++++ Record list ++++

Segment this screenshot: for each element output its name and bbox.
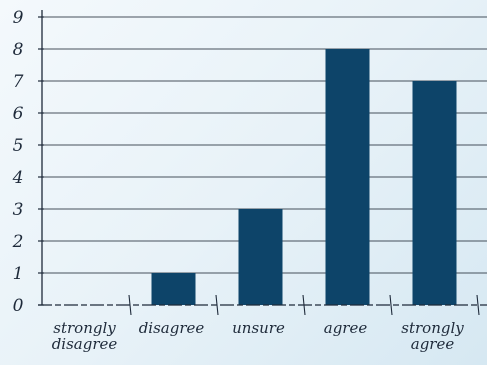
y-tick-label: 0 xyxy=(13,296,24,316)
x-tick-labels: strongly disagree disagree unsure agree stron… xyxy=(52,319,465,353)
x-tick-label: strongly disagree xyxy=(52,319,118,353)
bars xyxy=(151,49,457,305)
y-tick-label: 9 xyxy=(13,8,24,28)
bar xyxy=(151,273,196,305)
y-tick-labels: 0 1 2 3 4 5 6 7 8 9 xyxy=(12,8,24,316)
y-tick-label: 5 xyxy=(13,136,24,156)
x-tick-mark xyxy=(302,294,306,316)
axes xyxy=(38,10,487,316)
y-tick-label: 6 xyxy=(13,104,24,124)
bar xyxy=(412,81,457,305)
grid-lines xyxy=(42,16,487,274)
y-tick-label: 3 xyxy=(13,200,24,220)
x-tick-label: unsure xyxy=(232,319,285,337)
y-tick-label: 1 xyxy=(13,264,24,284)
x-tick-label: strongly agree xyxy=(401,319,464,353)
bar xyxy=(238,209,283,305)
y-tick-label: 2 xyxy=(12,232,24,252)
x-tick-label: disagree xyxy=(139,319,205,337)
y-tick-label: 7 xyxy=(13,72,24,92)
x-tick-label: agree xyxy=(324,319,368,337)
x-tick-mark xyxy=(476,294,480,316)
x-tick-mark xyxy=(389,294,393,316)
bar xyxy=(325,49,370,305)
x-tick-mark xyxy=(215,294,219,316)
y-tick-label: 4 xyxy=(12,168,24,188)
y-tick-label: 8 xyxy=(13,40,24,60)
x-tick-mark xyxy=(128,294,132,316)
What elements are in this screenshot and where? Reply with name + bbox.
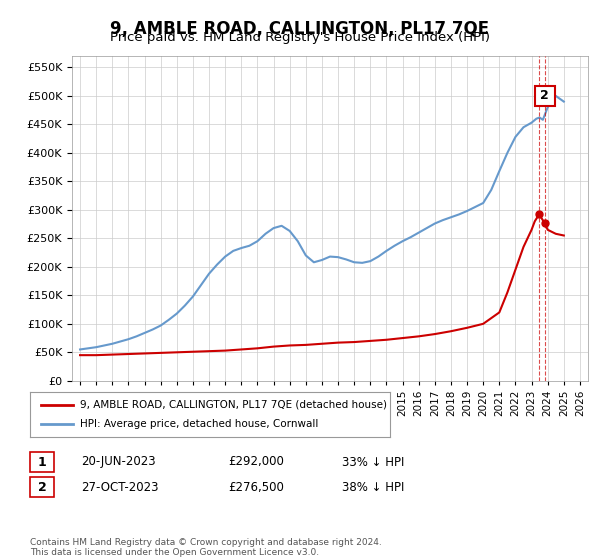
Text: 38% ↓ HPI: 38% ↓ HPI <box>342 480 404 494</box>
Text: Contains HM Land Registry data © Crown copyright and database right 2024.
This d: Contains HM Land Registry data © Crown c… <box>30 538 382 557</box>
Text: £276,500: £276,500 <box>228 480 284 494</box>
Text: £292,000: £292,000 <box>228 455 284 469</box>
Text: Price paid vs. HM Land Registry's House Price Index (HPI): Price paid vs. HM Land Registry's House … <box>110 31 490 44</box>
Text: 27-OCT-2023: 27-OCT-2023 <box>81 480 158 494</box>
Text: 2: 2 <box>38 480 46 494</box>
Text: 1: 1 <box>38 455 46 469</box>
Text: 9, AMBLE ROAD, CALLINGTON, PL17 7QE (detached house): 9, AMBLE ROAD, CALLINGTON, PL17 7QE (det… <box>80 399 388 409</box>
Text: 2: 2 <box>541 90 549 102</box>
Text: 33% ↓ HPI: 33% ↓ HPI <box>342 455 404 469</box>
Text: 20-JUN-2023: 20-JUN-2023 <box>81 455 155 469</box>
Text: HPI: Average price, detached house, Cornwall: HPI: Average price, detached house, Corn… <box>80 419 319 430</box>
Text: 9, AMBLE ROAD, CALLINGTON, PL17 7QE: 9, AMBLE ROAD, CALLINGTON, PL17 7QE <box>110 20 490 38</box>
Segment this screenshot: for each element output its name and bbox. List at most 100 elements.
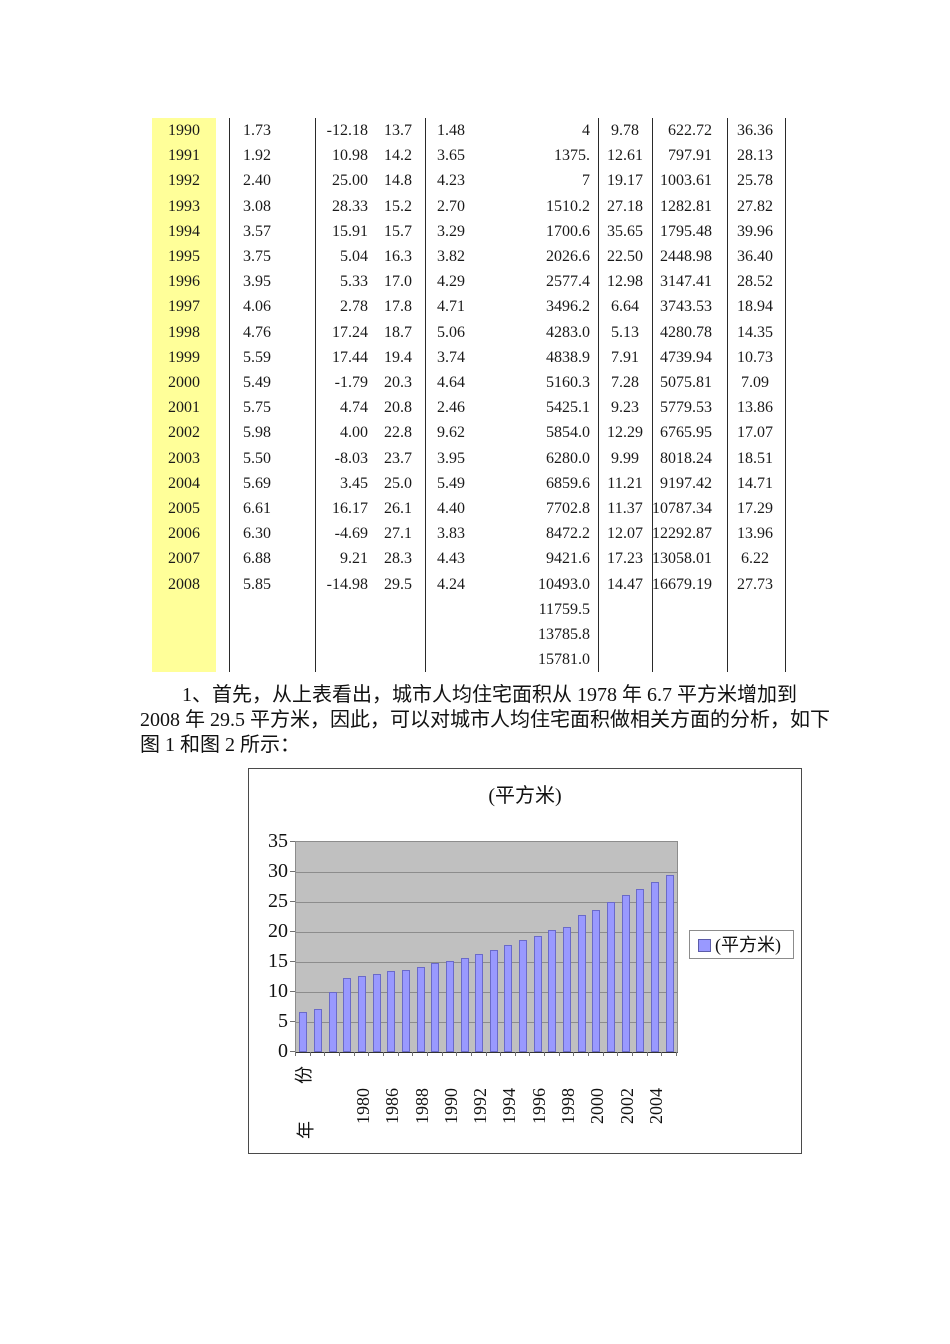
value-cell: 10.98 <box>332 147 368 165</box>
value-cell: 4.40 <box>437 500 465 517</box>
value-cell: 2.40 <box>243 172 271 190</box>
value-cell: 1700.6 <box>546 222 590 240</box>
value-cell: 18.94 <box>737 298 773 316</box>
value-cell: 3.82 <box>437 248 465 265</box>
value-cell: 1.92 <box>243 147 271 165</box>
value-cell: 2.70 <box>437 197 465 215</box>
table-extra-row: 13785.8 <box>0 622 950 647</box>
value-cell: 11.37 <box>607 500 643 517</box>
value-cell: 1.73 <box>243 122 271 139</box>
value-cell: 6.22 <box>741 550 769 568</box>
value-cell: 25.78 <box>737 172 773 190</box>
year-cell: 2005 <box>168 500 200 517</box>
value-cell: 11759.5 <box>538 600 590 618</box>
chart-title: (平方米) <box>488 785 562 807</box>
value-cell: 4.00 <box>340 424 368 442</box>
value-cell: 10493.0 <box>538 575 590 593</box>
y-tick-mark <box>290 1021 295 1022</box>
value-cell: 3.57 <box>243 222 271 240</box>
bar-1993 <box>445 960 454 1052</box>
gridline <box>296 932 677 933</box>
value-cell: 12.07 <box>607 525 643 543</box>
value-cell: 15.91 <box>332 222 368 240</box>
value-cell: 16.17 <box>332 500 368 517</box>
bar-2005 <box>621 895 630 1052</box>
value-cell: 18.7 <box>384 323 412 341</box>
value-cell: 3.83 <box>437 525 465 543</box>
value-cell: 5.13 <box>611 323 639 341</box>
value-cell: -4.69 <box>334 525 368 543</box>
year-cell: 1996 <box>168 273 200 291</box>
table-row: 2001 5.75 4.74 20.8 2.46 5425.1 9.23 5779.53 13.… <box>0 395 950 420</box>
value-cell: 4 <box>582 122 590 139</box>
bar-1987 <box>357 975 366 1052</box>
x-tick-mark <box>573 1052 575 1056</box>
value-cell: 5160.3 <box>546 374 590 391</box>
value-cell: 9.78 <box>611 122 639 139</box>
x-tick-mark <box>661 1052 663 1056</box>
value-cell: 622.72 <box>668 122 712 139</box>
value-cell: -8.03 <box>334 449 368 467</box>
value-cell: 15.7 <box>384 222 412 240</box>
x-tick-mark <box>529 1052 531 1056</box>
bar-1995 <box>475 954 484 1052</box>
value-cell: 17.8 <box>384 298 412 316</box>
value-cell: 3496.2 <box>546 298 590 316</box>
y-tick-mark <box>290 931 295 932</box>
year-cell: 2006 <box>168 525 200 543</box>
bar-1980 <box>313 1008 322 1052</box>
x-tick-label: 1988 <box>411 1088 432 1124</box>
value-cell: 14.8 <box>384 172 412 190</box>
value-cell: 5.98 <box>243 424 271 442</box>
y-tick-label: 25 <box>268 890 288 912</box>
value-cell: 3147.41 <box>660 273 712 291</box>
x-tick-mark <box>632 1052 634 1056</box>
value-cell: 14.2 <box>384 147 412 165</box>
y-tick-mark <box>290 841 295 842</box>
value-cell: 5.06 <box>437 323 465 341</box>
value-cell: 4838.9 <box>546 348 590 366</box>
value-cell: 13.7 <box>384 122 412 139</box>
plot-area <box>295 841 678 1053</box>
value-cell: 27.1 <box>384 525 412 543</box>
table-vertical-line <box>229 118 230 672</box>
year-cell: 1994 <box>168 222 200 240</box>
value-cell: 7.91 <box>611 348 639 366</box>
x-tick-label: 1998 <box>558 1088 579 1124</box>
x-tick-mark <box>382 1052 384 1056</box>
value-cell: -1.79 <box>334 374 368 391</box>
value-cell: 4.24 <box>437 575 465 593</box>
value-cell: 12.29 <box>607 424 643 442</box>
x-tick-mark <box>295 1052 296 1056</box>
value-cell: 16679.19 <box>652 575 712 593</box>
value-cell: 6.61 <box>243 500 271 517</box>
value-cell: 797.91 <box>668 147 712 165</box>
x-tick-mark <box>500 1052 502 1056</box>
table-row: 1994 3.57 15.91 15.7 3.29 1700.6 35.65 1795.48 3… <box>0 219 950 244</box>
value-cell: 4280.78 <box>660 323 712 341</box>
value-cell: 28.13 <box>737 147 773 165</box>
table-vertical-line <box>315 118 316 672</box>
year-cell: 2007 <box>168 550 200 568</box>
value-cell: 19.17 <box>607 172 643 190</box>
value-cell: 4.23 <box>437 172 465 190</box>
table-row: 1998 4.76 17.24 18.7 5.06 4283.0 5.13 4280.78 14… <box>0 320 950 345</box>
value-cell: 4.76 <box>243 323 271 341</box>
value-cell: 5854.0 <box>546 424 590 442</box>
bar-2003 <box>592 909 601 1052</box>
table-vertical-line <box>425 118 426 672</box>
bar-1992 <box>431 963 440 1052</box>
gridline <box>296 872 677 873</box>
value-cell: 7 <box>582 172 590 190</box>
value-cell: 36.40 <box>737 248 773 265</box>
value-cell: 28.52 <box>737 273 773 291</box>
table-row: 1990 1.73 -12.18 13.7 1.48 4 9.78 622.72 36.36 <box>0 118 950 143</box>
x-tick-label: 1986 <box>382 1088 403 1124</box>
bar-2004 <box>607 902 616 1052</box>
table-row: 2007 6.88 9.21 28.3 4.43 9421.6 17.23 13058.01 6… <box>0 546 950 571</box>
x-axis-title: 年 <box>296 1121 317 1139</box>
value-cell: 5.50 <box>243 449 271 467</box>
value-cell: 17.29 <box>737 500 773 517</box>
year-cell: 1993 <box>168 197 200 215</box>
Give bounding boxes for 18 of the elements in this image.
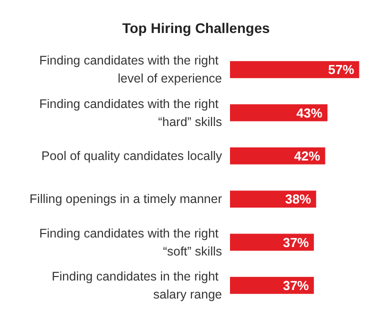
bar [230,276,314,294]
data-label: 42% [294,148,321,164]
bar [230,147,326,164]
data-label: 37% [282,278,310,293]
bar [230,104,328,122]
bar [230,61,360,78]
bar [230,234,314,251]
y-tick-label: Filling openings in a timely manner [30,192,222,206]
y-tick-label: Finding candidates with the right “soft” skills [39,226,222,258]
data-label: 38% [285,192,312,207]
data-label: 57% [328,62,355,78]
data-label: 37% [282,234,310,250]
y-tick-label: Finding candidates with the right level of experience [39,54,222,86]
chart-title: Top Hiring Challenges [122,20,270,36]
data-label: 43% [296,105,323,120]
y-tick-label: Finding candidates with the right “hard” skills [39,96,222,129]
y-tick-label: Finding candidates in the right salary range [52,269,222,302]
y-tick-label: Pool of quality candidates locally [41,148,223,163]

++++

» Aim
Please copy the entries starting at the line that contains "y-tick-label: 0 xyxy=(13,296,24,316)" and ending at the line that contains "x-tick-mark xyxy=(128,294,132,316)", both included, reproducing each line as it stands.

» Written reply
y-tick-label: 0 xyxy=(13,296,24,316)
x-tick-labels: strongly disagree disagree unsure agree stron… xyxy=(52,319,465,353)
x-tick-label: strongly disagree xyxy=(52,319,118,353)
bars xyxy=(151,49,457,305)
y-tick-label: 9 xyxy=(13,8,24,28)
bar xyxy=(151,273,196,305)
y-tick-labels: 0 1 2 3 4 5 6 7 8 9 xyxy=(12,8,24,316)
y-tick-label: 5 xyxy=(13,136,24,156)
x-tick-mark xyxy=(302,294,306,316)
axes xyxy=(38,10,487,316)
y-tick-label: 6 xyxy=(13,104,24,124)
bar xyxy=(412,81,457,305)
grid-lines xyxy=(42,16,487,274)
y-tick-label: 3 xyxy=(13,200,24,220)
x-tick-label: unsure xyxy=(232,319,285,337)
y-tick-label: 1 xyxy=(13,264,24,284)
x-tick-label: strongly agree xyxy=(401,319,464,353)
bar xyxy=(238,209,283,305)
y-tick-label: 2 xyxy=(12,232,24,252)
x-tick-label: disagree xyxy=(139,319,205,337)
y-tick-label: 7 xyxy=(13,72,24,92)
x-tick-label: agree xyxy=(324,319,368,337)
x-tick-mark xyxy=(476,294,480,316)
x-tick-mark xyxy=(389,294,393,316)
bar xyxy=(325,49,370,305)
x-tick-mark xyxy=(215,294,219,316)
y-tick-label: 4 xyxy=(12,168,24,188)
y-tick-label: 8 xyxy=(13,40,24,60)
x-tick-mark xyxy=(128,294,132,316)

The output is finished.